*Prompt*: Using the entries that follow, collect the lines where the word "with" appears.

%%

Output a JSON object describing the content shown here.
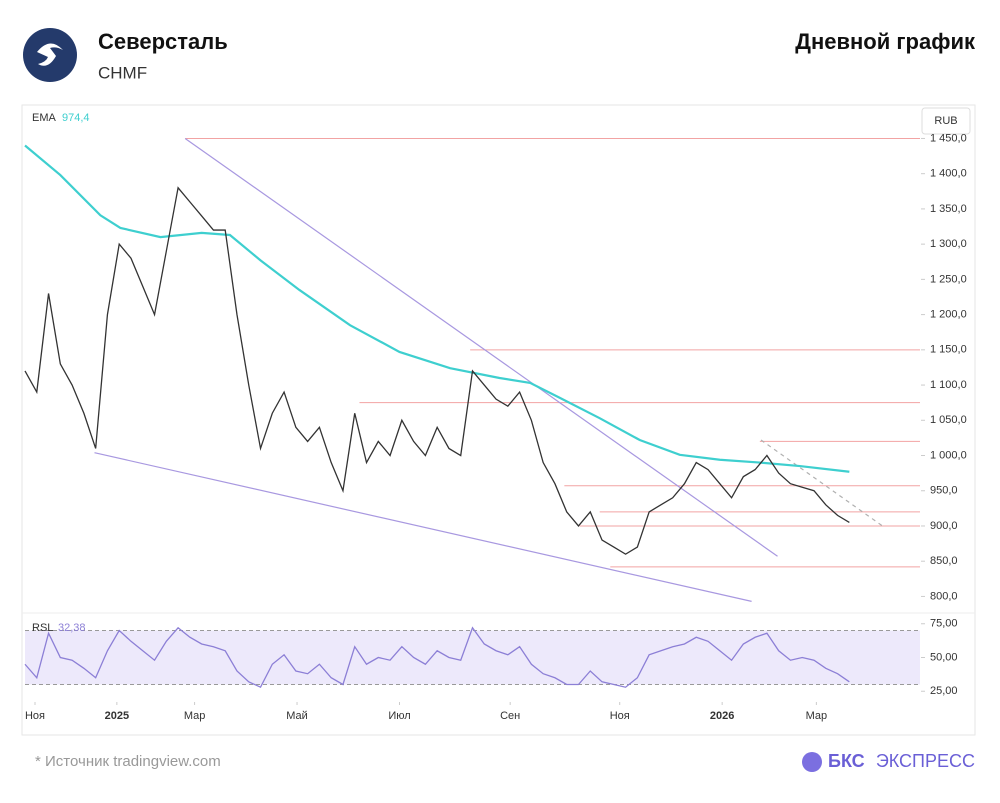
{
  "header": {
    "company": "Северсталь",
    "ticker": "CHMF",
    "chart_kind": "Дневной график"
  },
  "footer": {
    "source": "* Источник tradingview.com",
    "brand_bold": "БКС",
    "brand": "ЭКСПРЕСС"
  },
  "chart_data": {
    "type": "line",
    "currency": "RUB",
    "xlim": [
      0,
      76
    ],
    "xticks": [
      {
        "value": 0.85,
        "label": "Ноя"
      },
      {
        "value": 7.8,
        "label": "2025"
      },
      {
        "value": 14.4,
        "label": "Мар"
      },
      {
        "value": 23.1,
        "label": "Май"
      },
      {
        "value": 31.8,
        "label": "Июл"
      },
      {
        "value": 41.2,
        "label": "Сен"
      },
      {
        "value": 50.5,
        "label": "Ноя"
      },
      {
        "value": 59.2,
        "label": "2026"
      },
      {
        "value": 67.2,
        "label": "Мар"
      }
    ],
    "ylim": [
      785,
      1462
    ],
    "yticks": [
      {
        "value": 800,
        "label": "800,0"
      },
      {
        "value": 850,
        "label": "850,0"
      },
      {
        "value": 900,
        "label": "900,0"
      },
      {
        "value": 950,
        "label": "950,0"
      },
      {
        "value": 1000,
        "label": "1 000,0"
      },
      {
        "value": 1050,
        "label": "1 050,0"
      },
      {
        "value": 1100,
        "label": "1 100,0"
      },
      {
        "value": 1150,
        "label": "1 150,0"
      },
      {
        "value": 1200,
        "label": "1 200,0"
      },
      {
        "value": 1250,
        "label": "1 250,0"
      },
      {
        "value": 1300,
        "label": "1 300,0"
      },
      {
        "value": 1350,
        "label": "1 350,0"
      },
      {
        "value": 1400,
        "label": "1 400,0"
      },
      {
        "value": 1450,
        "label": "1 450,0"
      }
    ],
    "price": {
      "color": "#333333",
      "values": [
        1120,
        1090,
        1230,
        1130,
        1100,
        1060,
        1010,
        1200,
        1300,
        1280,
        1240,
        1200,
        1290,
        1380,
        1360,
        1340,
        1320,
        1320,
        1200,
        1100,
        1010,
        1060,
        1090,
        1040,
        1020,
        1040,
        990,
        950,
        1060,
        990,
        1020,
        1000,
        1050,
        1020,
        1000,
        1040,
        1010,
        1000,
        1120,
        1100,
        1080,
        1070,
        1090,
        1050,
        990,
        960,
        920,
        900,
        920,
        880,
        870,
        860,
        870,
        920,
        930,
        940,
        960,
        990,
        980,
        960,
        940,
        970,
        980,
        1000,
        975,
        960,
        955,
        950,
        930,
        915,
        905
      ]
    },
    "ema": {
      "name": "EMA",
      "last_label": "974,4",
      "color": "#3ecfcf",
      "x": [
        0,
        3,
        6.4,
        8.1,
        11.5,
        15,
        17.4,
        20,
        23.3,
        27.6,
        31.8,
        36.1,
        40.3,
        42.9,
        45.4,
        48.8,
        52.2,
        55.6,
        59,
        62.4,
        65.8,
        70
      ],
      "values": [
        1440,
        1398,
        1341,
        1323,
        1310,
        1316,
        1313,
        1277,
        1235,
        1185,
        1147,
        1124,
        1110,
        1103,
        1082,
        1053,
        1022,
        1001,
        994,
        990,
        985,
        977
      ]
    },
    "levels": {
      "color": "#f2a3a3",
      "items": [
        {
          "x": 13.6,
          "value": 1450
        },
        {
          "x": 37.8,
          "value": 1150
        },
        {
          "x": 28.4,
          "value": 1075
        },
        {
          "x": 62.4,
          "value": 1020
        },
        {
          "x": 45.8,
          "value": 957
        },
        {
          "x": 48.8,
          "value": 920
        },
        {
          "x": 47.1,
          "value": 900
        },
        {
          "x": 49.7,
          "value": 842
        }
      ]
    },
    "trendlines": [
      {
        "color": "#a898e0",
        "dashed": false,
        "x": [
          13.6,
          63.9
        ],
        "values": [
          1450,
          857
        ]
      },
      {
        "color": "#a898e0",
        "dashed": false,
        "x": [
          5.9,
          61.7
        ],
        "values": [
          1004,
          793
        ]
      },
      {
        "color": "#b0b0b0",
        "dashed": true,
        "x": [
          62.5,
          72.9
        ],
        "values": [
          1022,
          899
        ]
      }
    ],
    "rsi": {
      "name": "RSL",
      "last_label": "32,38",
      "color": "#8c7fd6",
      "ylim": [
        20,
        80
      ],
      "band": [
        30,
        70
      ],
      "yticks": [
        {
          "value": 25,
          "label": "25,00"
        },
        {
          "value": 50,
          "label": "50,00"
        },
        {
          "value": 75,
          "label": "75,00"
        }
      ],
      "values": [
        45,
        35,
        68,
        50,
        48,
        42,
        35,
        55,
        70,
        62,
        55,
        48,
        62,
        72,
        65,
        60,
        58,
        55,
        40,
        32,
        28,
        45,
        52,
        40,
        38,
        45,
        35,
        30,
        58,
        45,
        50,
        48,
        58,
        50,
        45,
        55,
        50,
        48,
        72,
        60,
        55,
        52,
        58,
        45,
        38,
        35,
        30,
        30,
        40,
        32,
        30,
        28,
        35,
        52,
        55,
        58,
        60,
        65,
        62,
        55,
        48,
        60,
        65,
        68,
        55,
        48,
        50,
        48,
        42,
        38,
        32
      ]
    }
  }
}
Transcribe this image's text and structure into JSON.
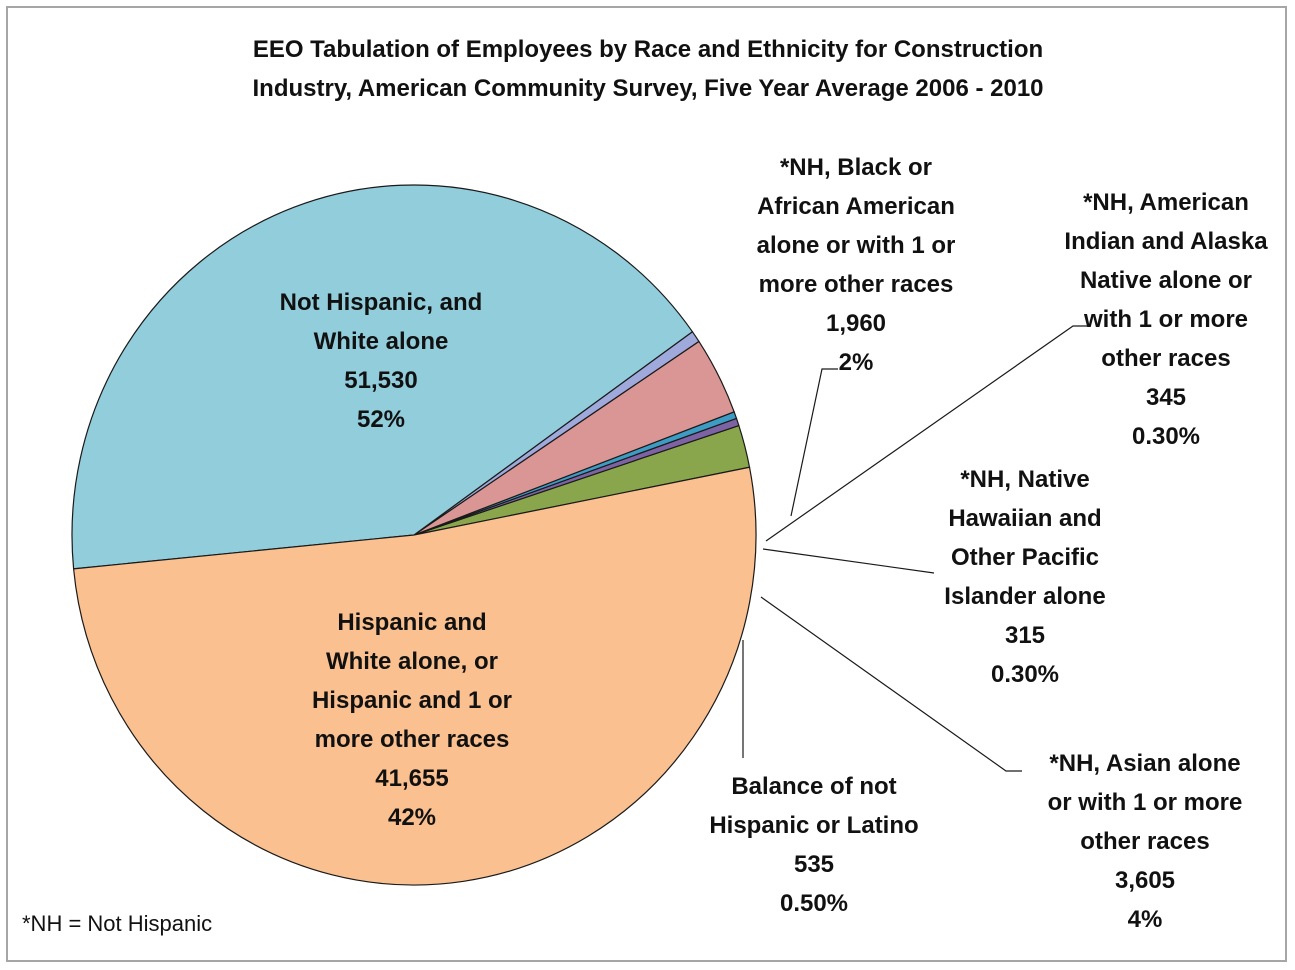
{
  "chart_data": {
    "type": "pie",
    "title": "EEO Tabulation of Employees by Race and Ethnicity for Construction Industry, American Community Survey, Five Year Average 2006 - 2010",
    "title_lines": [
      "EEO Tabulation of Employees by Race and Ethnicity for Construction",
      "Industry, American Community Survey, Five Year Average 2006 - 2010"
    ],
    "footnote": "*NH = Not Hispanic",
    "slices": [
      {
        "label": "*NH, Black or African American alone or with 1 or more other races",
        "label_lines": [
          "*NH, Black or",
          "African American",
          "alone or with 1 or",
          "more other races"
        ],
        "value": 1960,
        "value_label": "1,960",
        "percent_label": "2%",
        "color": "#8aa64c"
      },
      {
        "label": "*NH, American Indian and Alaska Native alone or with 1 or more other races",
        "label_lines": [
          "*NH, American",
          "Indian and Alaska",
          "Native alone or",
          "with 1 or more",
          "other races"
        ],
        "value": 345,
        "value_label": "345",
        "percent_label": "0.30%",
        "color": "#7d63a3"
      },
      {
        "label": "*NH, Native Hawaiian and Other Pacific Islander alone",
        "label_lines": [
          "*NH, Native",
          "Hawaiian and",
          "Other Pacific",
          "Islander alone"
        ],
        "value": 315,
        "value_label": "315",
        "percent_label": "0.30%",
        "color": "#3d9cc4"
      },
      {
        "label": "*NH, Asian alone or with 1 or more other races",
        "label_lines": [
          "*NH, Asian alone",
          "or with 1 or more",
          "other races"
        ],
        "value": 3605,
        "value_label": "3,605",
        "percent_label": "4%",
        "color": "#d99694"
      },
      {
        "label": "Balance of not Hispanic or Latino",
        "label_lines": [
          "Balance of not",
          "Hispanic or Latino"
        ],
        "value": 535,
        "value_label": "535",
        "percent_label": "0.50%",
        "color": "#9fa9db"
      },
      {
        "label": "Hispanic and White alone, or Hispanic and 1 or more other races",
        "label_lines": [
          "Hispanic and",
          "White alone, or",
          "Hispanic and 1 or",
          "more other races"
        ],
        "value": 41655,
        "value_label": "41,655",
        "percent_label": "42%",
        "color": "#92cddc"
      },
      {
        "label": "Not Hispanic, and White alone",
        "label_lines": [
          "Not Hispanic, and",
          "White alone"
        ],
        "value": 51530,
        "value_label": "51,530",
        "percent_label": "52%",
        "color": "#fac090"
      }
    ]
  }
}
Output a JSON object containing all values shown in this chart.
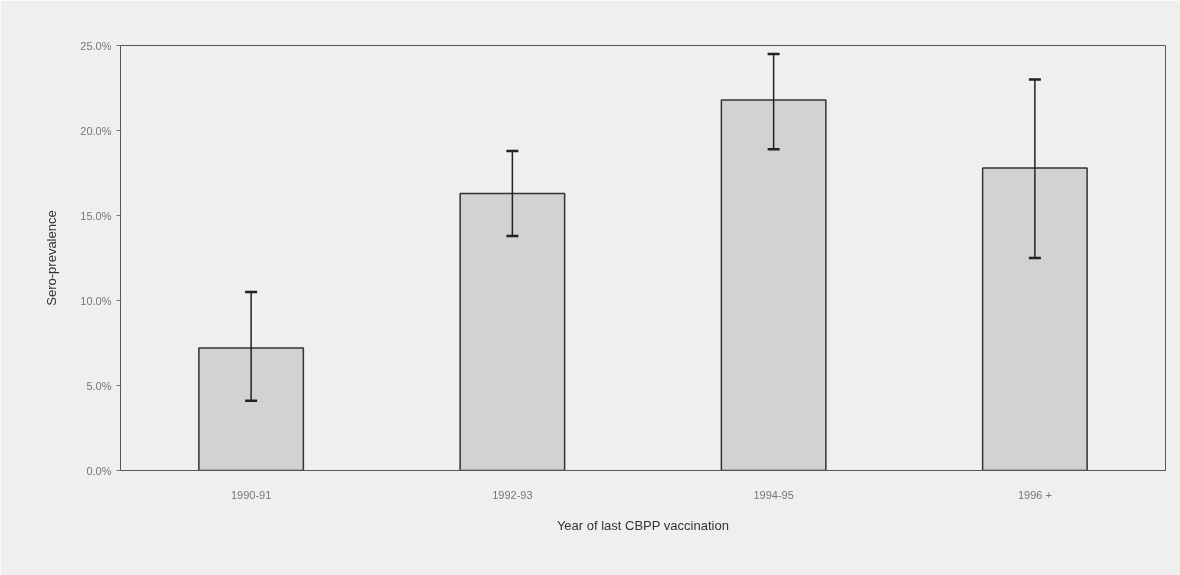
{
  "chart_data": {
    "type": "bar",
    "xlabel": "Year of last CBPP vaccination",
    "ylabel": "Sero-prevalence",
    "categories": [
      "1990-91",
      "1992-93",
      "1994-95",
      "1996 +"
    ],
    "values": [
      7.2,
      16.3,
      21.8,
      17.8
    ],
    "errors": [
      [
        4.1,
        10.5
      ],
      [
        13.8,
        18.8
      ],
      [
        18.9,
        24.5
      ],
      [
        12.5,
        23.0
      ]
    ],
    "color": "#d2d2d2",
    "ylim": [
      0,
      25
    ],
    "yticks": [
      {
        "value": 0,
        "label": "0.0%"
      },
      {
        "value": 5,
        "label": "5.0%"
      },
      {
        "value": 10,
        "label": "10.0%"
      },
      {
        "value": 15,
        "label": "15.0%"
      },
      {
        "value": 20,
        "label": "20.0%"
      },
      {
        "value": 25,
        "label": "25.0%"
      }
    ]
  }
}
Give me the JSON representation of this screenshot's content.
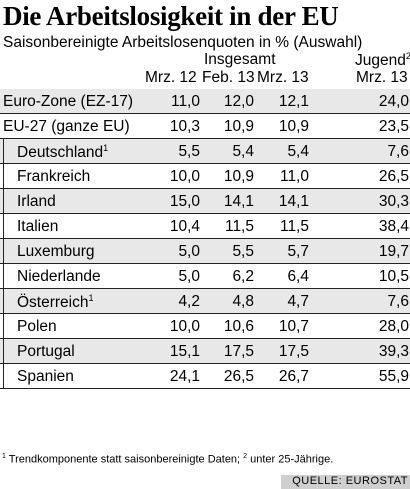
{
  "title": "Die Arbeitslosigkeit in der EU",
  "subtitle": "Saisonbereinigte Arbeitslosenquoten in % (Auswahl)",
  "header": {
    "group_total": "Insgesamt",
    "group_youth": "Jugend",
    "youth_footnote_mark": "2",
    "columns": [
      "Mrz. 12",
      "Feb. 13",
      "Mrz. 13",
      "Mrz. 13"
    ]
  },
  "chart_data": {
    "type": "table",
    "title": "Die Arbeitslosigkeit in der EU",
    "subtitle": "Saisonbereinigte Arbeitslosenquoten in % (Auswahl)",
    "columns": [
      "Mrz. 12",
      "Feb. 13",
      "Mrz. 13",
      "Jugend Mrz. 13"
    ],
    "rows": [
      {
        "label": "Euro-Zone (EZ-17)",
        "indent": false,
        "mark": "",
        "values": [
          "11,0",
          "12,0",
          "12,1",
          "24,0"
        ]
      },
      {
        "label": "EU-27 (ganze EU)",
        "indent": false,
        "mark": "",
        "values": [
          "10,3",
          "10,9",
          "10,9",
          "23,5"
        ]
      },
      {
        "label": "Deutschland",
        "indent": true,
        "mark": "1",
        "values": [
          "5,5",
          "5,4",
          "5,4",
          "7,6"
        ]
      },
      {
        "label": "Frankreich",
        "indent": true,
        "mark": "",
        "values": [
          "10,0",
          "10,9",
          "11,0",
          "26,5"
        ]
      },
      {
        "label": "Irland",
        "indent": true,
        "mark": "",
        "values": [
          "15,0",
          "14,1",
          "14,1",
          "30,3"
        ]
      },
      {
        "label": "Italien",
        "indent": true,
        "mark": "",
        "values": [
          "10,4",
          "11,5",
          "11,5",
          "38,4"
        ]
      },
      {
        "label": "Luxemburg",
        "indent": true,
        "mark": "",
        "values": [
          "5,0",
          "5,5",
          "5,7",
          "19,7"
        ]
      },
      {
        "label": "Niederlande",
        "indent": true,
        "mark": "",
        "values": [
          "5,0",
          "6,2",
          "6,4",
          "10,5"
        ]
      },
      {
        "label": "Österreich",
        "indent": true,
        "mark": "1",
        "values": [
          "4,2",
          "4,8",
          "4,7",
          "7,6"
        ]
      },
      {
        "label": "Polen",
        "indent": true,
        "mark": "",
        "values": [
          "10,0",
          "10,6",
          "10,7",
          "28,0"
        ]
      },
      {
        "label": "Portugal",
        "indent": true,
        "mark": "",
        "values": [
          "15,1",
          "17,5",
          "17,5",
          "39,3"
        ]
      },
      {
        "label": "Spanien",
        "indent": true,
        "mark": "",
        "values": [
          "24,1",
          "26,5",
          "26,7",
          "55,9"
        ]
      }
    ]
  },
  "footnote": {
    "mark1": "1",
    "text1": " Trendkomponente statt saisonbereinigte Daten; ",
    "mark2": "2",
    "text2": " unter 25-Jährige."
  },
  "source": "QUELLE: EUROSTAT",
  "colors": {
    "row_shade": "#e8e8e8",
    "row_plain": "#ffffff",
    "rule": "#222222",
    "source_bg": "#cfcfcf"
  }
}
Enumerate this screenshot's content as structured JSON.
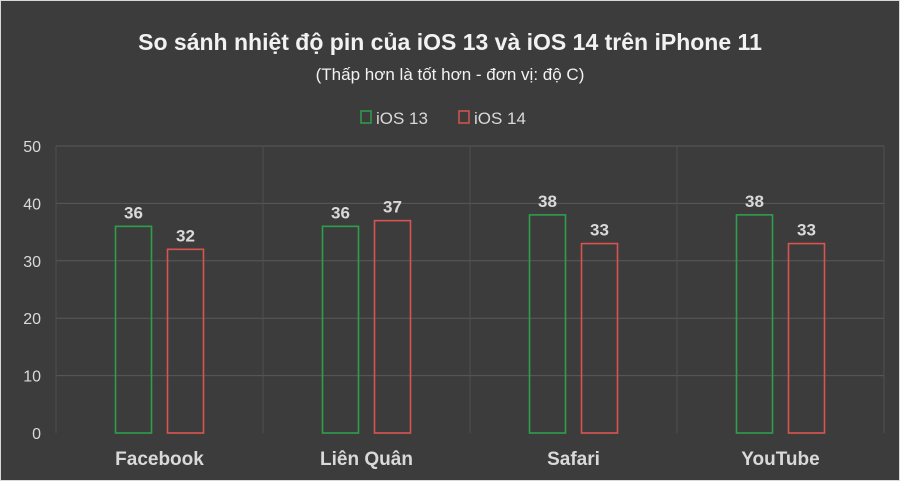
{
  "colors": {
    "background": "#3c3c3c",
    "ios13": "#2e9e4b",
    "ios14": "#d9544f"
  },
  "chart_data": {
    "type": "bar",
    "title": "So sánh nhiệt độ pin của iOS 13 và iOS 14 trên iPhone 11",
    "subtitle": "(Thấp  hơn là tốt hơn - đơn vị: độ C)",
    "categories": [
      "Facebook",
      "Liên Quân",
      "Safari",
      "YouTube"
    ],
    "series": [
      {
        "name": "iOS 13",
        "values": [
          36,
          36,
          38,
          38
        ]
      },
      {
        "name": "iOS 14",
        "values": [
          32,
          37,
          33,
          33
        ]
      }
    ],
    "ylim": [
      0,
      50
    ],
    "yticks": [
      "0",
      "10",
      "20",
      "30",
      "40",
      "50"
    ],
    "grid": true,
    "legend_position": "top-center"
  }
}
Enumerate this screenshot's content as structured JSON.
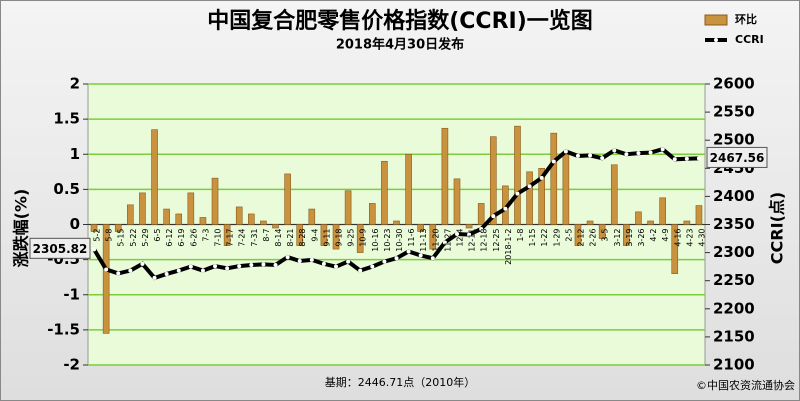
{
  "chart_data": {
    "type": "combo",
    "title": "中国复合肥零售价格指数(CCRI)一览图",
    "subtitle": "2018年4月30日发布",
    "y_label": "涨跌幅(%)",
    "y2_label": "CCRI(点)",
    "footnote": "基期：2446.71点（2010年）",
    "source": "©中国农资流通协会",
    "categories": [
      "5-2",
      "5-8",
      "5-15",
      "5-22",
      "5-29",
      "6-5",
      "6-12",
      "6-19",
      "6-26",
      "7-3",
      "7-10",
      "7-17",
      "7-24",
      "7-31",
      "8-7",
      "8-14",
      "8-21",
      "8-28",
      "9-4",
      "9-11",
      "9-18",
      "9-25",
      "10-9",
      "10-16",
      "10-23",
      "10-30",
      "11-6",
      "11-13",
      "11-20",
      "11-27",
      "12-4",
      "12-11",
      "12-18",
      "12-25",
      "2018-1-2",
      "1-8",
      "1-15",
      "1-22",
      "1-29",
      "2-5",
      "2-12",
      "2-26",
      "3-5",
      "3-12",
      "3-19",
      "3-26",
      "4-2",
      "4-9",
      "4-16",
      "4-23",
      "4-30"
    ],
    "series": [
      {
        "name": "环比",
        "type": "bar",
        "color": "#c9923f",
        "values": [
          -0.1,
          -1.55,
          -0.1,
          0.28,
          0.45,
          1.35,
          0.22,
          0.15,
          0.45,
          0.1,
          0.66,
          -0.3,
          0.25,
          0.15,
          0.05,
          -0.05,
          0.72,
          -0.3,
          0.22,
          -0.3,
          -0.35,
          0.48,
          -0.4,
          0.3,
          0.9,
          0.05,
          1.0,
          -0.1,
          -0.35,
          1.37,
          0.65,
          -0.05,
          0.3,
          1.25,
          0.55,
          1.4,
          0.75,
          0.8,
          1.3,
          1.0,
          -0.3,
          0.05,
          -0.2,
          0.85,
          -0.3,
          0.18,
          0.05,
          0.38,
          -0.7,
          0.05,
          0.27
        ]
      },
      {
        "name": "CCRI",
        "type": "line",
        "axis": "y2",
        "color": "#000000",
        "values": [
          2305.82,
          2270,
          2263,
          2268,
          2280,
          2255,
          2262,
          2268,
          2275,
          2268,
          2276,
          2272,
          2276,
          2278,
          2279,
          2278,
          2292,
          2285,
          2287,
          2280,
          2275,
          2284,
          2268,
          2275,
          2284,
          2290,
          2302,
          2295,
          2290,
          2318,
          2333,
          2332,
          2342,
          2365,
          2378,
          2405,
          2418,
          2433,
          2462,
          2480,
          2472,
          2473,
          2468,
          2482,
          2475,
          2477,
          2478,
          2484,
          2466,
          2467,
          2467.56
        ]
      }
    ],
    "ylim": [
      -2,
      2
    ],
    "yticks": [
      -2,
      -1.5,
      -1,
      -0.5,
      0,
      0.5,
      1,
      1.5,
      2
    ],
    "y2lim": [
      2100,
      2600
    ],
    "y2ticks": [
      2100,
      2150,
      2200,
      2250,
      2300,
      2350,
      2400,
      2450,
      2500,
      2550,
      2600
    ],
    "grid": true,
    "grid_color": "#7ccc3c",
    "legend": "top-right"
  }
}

%%

*Completed task*:
        "label": "*NH, Black or African American alone or with 1 or more other races",
          "alone or with 1 or",
        "label": "*NH, American Indian and Alaska Native alone or with 1 or more other races",
          "with 1 or more",
        "label": "*NH, Asian alone or with 1 or more other races",
          "or with 1 or more",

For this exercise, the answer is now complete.